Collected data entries
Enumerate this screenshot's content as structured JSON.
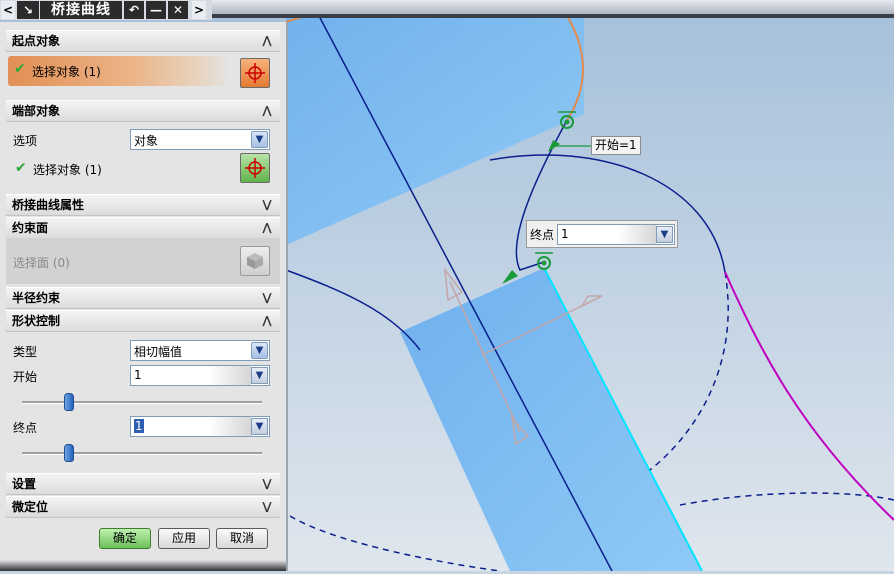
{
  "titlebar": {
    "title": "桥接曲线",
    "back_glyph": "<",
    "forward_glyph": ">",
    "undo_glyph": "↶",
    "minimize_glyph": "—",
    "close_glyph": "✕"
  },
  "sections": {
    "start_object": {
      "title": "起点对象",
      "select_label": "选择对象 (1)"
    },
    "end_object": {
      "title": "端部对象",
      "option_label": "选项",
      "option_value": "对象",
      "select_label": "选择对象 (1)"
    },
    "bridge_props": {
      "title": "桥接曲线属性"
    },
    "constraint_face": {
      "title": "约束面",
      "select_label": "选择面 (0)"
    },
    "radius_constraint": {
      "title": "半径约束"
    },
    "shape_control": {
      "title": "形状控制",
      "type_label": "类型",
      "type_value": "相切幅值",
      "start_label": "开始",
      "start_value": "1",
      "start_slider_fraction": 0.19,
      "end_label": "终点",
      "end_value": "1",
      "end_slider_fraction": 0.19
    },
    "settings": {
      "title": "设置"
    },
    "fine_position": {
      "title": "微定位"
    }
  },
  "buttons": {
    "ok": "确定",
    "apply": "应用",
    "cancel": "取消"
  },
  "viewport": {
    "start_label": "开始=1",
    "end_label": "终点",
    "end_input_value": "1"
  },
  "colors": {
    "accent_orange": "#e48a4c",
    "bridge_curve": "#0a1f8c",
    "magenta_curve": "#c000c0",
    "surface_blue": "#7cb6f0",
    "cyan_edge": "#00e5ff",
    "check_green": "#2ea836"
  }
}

==

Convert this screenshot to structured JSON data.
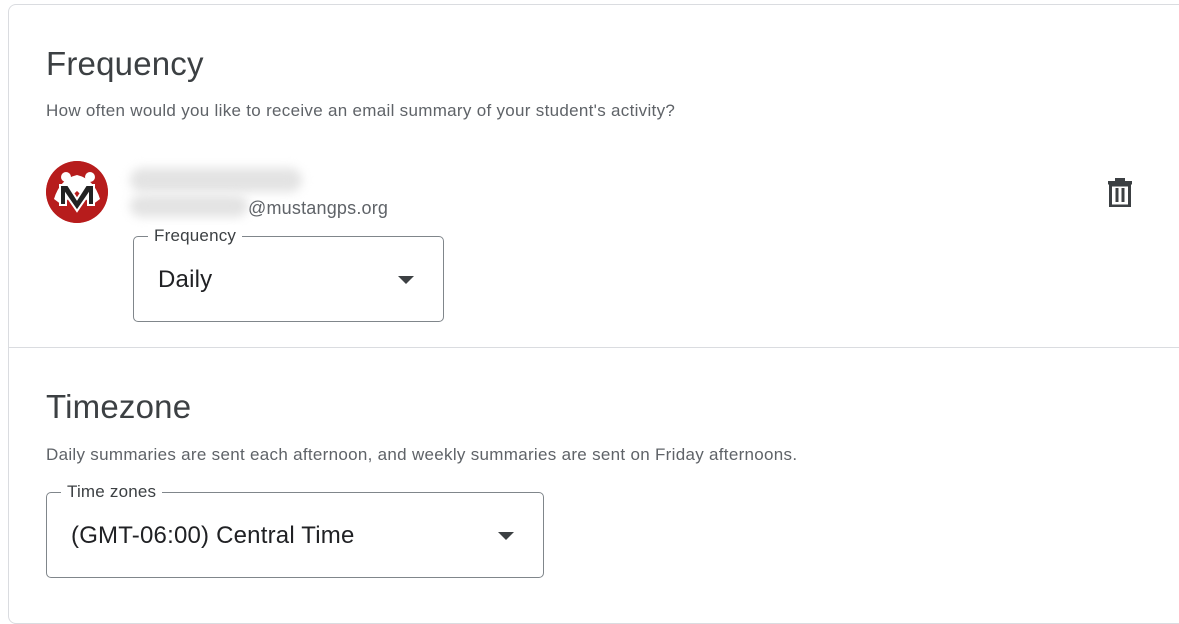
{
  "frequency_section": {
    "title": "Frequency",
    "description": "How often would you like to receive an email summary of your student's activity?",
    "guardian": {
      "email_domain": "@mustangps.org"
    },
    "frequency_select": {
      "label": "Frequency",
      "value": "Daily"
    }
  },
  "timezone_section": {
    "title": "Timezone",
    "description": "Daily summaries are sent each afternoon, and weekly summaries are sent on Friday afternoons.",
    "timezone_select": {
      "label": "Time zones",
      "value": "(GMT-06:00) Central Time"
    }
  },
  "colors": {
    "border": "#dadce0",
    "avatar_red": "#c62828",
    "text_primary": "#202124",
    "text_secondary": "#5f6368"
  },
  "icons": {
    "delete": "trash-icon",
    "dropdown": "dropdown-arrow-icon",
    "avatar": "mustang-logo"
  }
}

Exercise description — Find every line that has "Daily" in it, then return those lines.

Full solution —
      "value": "Daily"
    "description": "Daily summaries are sent each afternoon, and weekly summaries are sent on Friday afternoons.",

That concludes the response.